── Dataset rows

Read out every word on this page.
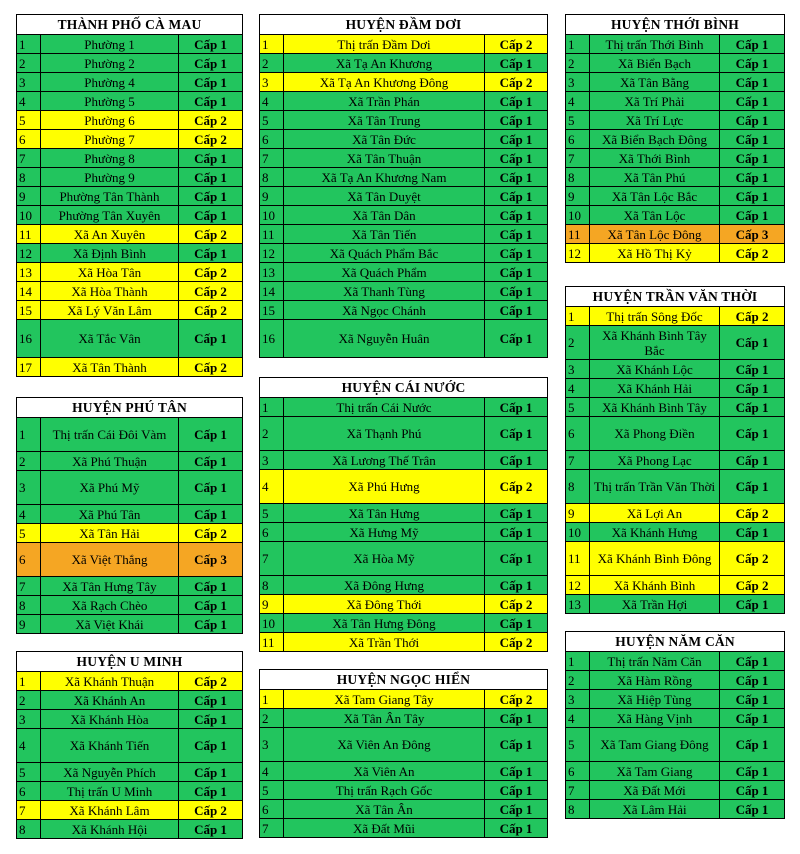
THÀNH PHỐ CÀ MAU		
1	Phường 1	Cấp 1
2	Phường 2	Cấp 1
3	Phường 4	Cấp 1
4	Phường 5	Cấp 1
5	Phường 6	Cấp 2
6	Phường 7	Cấp 2
7	Phường 8	Cấp 1
8	Phường 9	Cấp 1
9	Phường Tân Thành	Cấp 1
10	Phường Tân Xuyên	Cấp 1
11	Xã An Xuyên	Cấp 2
12	Xã Định Bình	Cấp 1
13	Xã Hòa Tân	Cấp 2
14	Xã Hòa Thành	Cấp 2
15	Xã Lý Văn Lâm	Cấp 2
16	Xã Tắc Vân	Cấp 1
17	Xã Tân Thành	Cấp 2
HUYỆN PHÚ TÂN		
1	Thị trấn Cái Đôi Vàm	Cấp 1
2	Xã Phú Thuận	Cấp 1
3	Xã Phú Mỹ	Cấp 1
4	Xã Phú Tân	Cấp 1
5	Xã Tân Hải	Cấp 2
6	Xã Việt Thắng	Cấp 3
7	Xã Tân Hưng Tây	Cấp 1
8	Xã Rạch Chèo	Cấp 1
9	Xã Việt Khái	Cấp 1
HUYỆN U MINH		
1	Xã Khánh Thuận	Cấp 2
2	Xã Khánh An	Cấp 1
3	Xã Khánh Hòa	Cấp 1
4	Xã Khánh Tiến	Cấp 1
5	Xã Nguyễn Phích	Cấp 1
6	Thị trấn U Minh	Cấp 1
7	Xã Khánh Lâm	Cấp 2
8	Xã Khánh Hội	Cấp 1
HUYỆN ĐẦM DƠI		
1	Thị trấn Đầm Dơi	Cấp 2
2	Xã Tạ An Khương	Cấp 1
3	Xã Tạ An Khương Đông	Cấp 2
4	Xã Trần Phán	Cấp 1
5	Xã Tân Trung	Cấp 1
6	Xã Tân Đức	Cấp 1
7	Xã Tân Thuận	Cấp 1
8	Xã Tạ An Khương Nam	Cấp 1
9	Xã Tân Duyệt	Cấp 1
10	Xã Tân Dân	Cấp 1
11	Xã Tân Tiến	Cấp 1
12	Xã Quách Phẩm Bắc	Cấp 1
13	Xã Quách Phẩm	Cấp 1
14	Xã Thanh Tùng	Cấp 1
15	Xã Ngọc Chánh	Cấp 1
16	Xã Nguyễn Huân	Cấp 1
HUYỆN CÁI NƯỚC		
1	Thị trấn Cái Nước	Cấp 1
2	Xã Thạnh Phú	Cấp 1
3	Xã Lương Thế Trân	Cấp 1
4	Xã Phú Hưng	Cấp 2
5	Xã Tân Hưng	Cấp 1
6	Xã Hưng Mỹ	Cấp 1
7	Xã Hòa Mỹ	Cấp 1
8	Xã Đông Hưng	Cấp 1
9	Xã Đông Thới	Cấp 2
10	Xã Tân Hưng Đông	Cấp 1
11	Xã Trần Thới	Cấp 2
HUYỆN NGỌC HIỂN		
1	Xã Tam Giang Tây	Cấp 2
2	Xã Tân Ân Tây	Cấp 1
3	Xã Viên An Đông	Cấp 1
4	Xã Viên An	Cấp 1
5	Thị trấn Rạch Gốc	Cấp 1
6	Xã Tân Ân	Cấp 1
7	Xã Đất Mũi	Cấp 1
HUYỆN THỚI BÌNH		
1	Thị trấn Thới Bình	Cấp 1
2	Xã Biển Bạch	Cấp 1
3	Xã Tân Bằng	Cấp 1
4	Xã Trí Phải	Cấp 1
5	Xã Trí Lực	Cấp 1
6	Xã Biển Bạch Đông	Cấp 1
7	Xã Thới Bình	Cấp 1
8	Xã Tân Phú	Cấp 1
9	Xã Tân Lộc Bắc	Cấp 1
10	Xã Tân Lộc	Cấp 1
11	Xã Tân Lộc Đông	Cấp 3
12	Xã Hồ Thị Kỷ	Cấp 2
HUYỆN TRẦN VĂN THỜI		
1	Thị trấn Sông Đốc	Cấp 2
2	Xã Khánh Bình Tây Bắc	Cấp 1
3	Xã Khánh Lộc	Cấp 1
4	Xã Khánh Hải	Cấp 1
5	Xã Khánh Bình Tây	Cấp 1
6	Xã Phong Điền	Cấp 1
7	Xã Phong Lạc	Cấp 1
8	Thị trấn Trần Văn Thời	Cấp 1
9	Xã Lợi An	Cấp 2
10	Xã Khánh Hưng	Cấp 1
11	Xã Khánh Bình Đông	Cấp 2
12	Xã Khánh Bình	Cấp 2
13	Xã Trần Hợi	Cấp 1
HUYỆN NĂM CĂN		
1	Thị trấn Năm Căn	Cấp 1
2	Xã Hàm Rồng	Cấp 1
3	Xã Hiệp Tùng	Cấp 1
4	Xã Hàng Vịnh	Cấp 1
5	Xã Tam Giang Đông	Cấp 1
6	Xã Tam Giang	Cấp 1
7	Xã Đất Mới	Cấp 1
8	Xã Lâm Hải	Cấp 1
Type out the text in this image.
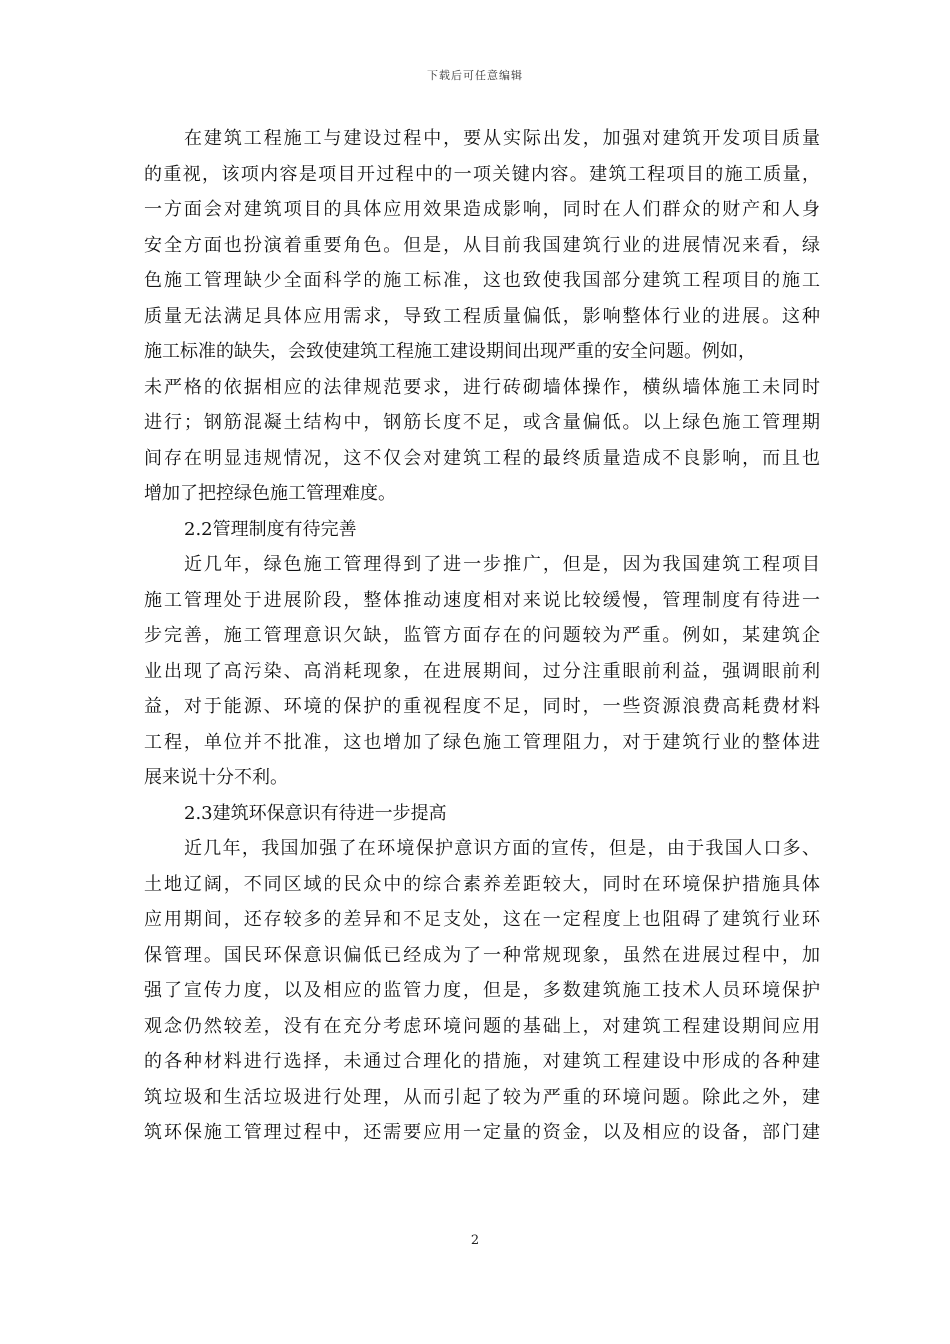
下载后可任意编辑
在建筑工程施工与建设过程中，要从实际出发，加强对建筑开发项目质量
的重视，该项内容是项目开过程中的一项关键内容。建筑工程项目的施工质量，
一方面会对建筑项目的具体应用效果造成影响，同时在人们群众的财产和人身
安全方面也扮演着重要角色。但是，从目前我国建筑行业的进展情况来看，绿
色施工管理缺少全面科学的施工标准，这也致使我国部分建筑工程项目的施工
质量无法满足具体应用需求，导致工程质量偏低，影响整体行业的进展。这种
施工标准的缺失，会致使建筑工程施工建设期间出现严重的安全问题。例如，
未严格的依据相应的法律规范要求，进行砖砌墙体操作，横纵墙体施工未同时
进行；钢筋混凝土结构中，钢筋长度不足，或含量偏低。以上绿色施工管理期
间存在明显违规情况，这不仅会对建筑工程的最终质量造成不良影响，而且也
增加了把控绿色施工管理难度。
2.2管理制度有待完善
近几年，绿色施工管理得到了进一步推广，但是，因为我国建筑工程项目
施工管理处于进展阶段，整体推动速度相对来说比较缓慢，管理制度有待进一
步完善，施工管理意识欠缺，监管方面存在的问题较为严重。例如，某建筑企
业出现了高污染、高消耗现象，在进展期间，过分注重眼前利益，强调眼前利
益，对于能源、环境的保护的重视程度不足，同时，一些资源浪费高耗费材料
工程，单位并不批准，这也增加了绿色施工管理阻力，对于建筑行业的整体进
展来说十分不利。
2.3建筑环保意识有待进一步提高
近几年，我国加强了在环境保护意识方面的宣传，但是，由于我国人口多、
土地辽阔，不同区域的民众中的综合素养差距较大，同时在环境保护措施具体
应用期间，还存较多的差异和不足支处，这在一定程度上也阻碍了建筑行业环
保管理。国民环保意识偏低已经成为了一种常规现象，虽然在进展过程中，加
强了宣传力度，以及相应的监管力度，但是，多数建筑施工技术人员环境保护
观念仍然较差，没有在充分考虑环境问题的基础上，对建筑工程建设期间应用
的各种材料进行选择，未通过合理化的措施，对建筑工程建设中形成的各种建
筑垃圾和生活垃圾进行处理，从而引起了较为严重的环境问题。除此之外，建
筑环保施工管理过程中，还需要应用一定量的资金，以及相应的设备，部门建
2
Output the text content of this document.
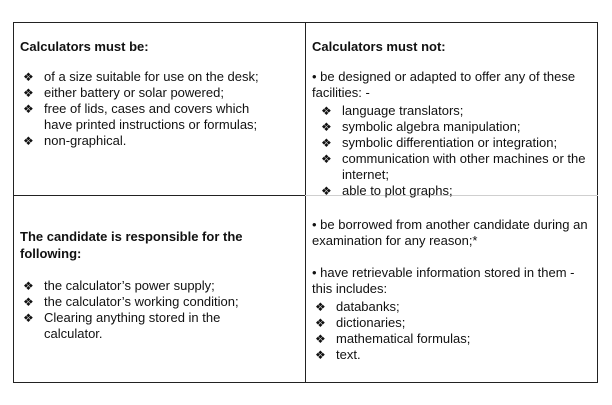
Calculators must be:
❖ of a size suitable for use on the desk;
❖ either battery or solar powered;
❖ free of lids, cases and covers which have printed instructions or formulas;
❖ non-graphical.
The candidate is responsible for the following:
❖ the calculator’s power supply;
❖ the calculator’s working condition;
❖ Clearing anything stored in the calculator.
Calculators must not:

• be designed or adapted to offer any of these facilities: -

❖ language translators;
❖ symbolic algebra manipulation;
❖ symbolic differentiation or integration;
❖ communication with other machines or the internet;
❖ able to plot graphs;

• be borrowed from another candidate during an examination for any reason;*

• have retrievable information stored in them - this includes:

❖ databanks;
❖ dictionaries;
❖ mathematical formulas;
❖ text.
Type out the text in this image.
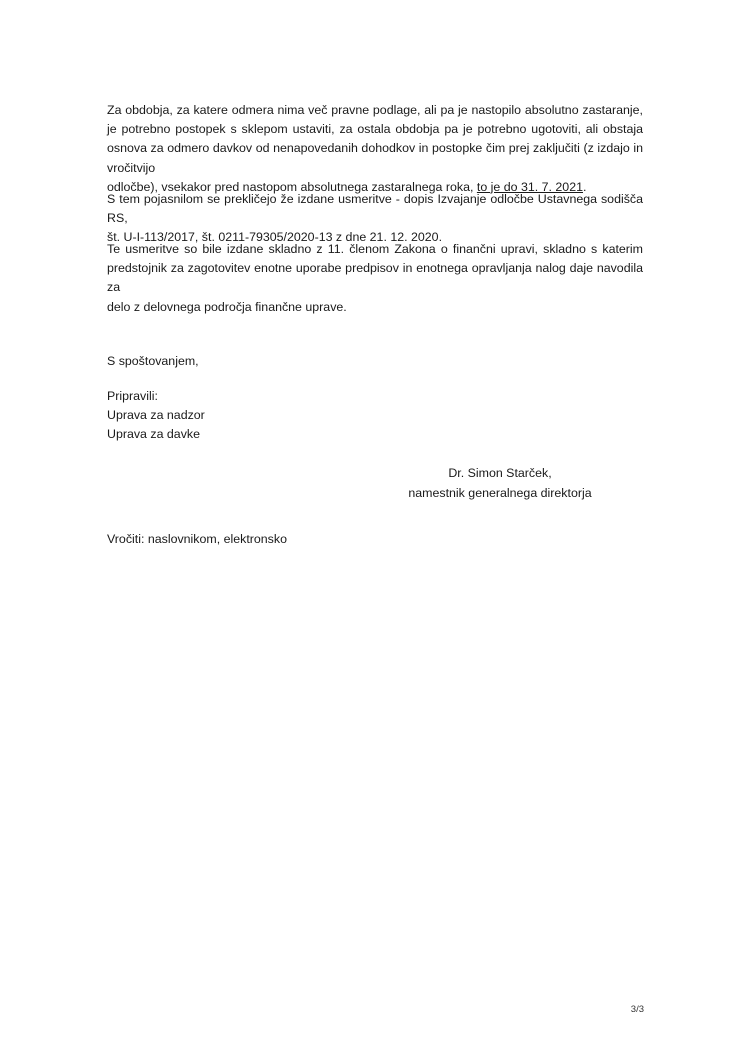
Za obdobja, za katere odmera nima več pravne podlage, ali pa je nastopilo absolutno zastaranje, je potrebno postopek s sklepom ustaviti, za ostala obdobja pa je potrebno ugotoviti, ali obstaja osnova za odmero davkov od nenapovedanih dohodkov in postopke čim prej zaključiti (z izdajo in vročitvijo
odločbe), vsekakor pred nastopom absolutnega zastaralnega roka, to je do 31. 7. 2021.
S tem pojasnilom se prekličejo že izdane usmeritve - dopis Izvajanje odločbe Ustavnega sodišča RS,
št. U-I-113/2017, št. 0211-79305/2020-13 z dne 21. 12. 2020.
Te usmeritve so bile izdane skladno z 11. členom Zakona o finančni upravi, skladno s katerim predstojnik za zagotovitev enotne uporabe predpisov in enotnega opravljanja nalog daje navodila za
delo z delovnega področja finančne uprave.
S spoštovanjem,
Pripravili:
Uprava za nadzor
Uprava za davke
Dr. Simon Starček,
namestnik generalnega direktorja
Vročiti: naslovnikom, elektronsko
3/3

────

Show, from the listing above, each line that contains the word "odločbe".

→ **Full response**:
odločbe), vsekakor pred nastopom absolutnega zastaralnega roka, to je do 31. 7. 2021.
S tem pojasnilom se prekličejo že izdane usmeritve - dopis Izvajanje odločbe Ustavnega sodišča RS,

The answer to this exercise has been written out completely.